◆ Texto de lectura
"""

Supongo que nadie se habría imaginado una situación como la que estamos viviendo estos días. Lo habíamos leído en novelas distópicas o visto en alguna película de terror. Y sin embargo, ha llegado. El coronavirus ha transformado nuestras vidas. Vivíamos sostenidos por nuestras certezas y seguridades, en medio de de nuestras rutinas y con la seguridad de nuestros proyectos. Y, hete aquí, que de repente todo se ha vuelto incierto, inseguro, nuestra vida se ha transformado como ni en la peor de nuestras pesadillas hubiéramos podido imaginar.
Son días duros. Llevo encerrado, guardando cuarentena preventiva, ya que estuve en contacto con una persona infectada, semana y media. Trato de guardar unas rutinas establecidas, mañana de trabajo, tarde de lectura, escritura cuando corresponde, oración. Comidas y cenas a la misma hora. Un nuevo ritmo vital. Y descubro muchas cosas. Como que nuestra agitada vida, arrastrada por la vorágine del activismo, nos hace olvidar las cosas esenciales. Quizá todo sea mucho más simple, pero nos empeñamos en complicarnos la existencia. Ahora tengo tiempo para leer con tranquilidad, para escribir sin agobios, para meditar y orar con calma. Puedo entrar en mi interior, ese yo profundo que descuido en los ajetreos cotidianos. Obligado a parar, veo que muchas de las cosas que considero importantes en mi día a día no lo son tanto. Mientras otras, que no solemos apreciar, por su sencillez, por su cotidianidad, ahora son evocadas con nostalgia: el estar con los seres queridos, un paseo por el parque disfrutando de la belleza de la primavera, esa cerveza con un amigo animada con una charla, el coger el coche y salir al campo...gestos, acciones, a las que no prestamos la importancia que merecen.

"""

◆ Información mostrada

"""

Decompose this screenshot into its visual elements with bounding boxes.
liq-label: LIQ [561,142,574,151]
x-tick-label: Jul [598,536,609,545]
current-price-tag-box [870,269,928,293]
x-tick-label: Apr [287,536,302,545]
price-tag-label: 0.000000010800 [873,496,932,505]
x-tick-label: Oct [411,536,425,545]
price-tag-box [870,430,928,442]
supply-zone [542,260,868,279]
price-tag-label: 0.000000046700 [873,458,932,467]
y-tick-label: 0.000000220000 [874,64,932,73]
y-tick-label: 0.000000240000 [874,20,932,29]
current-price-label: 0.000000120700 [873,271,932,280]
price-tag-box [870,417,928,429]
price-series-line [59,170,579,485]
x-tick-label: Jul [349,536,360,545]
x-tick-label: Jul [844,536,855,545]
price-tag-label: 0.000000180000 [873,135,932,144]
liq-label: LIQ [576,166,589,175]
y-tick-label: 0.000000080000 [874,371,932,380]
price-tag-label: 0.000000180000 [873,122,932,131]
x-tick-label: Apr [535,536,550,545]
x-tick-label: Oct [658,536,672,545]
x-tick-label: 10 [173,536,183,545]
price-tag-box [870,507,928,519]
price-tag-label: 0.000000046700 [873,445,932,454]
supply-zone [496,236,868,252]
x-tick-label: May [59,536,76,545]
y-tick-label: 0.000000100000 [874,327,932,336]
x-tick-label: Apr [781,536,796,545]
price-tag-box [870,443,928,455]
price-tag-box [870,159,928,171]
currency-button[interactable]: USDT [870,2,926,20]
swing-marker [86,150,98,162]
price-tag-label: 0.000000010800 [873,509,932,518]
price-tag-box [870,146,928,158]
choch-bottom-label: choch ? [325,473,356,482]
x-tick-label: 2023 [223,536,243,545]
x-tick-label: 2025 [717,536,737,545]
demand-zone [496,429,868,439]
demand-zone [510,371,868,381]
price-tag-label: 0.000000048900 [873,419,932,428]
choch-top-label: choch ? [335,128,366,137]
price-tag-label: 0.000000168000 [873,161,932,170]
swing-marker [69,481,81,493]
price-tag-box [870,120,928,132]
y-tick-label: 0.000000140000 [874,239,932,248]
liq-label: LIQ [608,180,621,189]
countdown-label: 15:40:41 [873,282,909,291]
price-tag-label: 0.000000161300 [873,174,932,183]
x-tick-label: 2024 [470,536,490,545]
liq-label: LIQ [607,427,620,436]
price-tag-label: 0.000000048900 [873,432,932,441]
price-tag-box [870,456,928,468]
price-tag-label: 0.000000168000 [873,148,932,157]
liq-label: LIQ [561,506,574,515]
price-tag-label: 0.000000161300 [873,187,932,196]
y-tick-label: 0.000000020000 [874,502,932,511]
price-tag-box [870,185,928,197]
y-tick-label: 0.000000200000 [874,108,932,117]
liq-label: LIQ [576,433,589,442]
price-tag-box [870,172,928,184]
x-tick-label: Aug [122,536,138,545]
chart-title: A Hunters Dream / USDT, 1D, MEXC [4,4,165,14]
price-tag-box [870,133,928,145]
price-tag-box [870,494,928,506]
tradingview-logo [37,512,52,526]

"""

◆ Qué hacer
Prolonga el texto sobre la cuarentena por el coronavirus a partir de su última frase. Los ítems no desempeñan ningún papel aquí.

◆ Respuesta
Pero no todo es tan maravilloso en estos días de encierro. Las noches, sobre todo las primeras, se convierten en fuente de angustia. La duda terrible, ¿estará ahí agazapado? ¿A qué espera para salir? La incertidumbre de qué ocurrirá mañana. El deseo irracional de que, si tiene que aparecer, que lo haga ya, que disipe las dudas. La agobiante sensación de que un enemigo invisible te acecha y no sabes cuándo te atacará. Los miedos a que todo lo construido hasta ahora se derrumbe como un castillo de naipes y el viento arrastre todo. Y lo más aterrador, ¿habrá un mañana?
No sé si como persona ni como sociedad saldremos mejores. Ni siquiera estoy seguro de que salgamos distintos. Pero valdría la pena que así fuera, que el torrente de generosidad, de entrega, de altruismo, de amor que estamos viendo en estos días, no se disipara, y que, cuando todo esto pase, seamos una comunidad humana más unida, más fraterna y solidaria, mejor.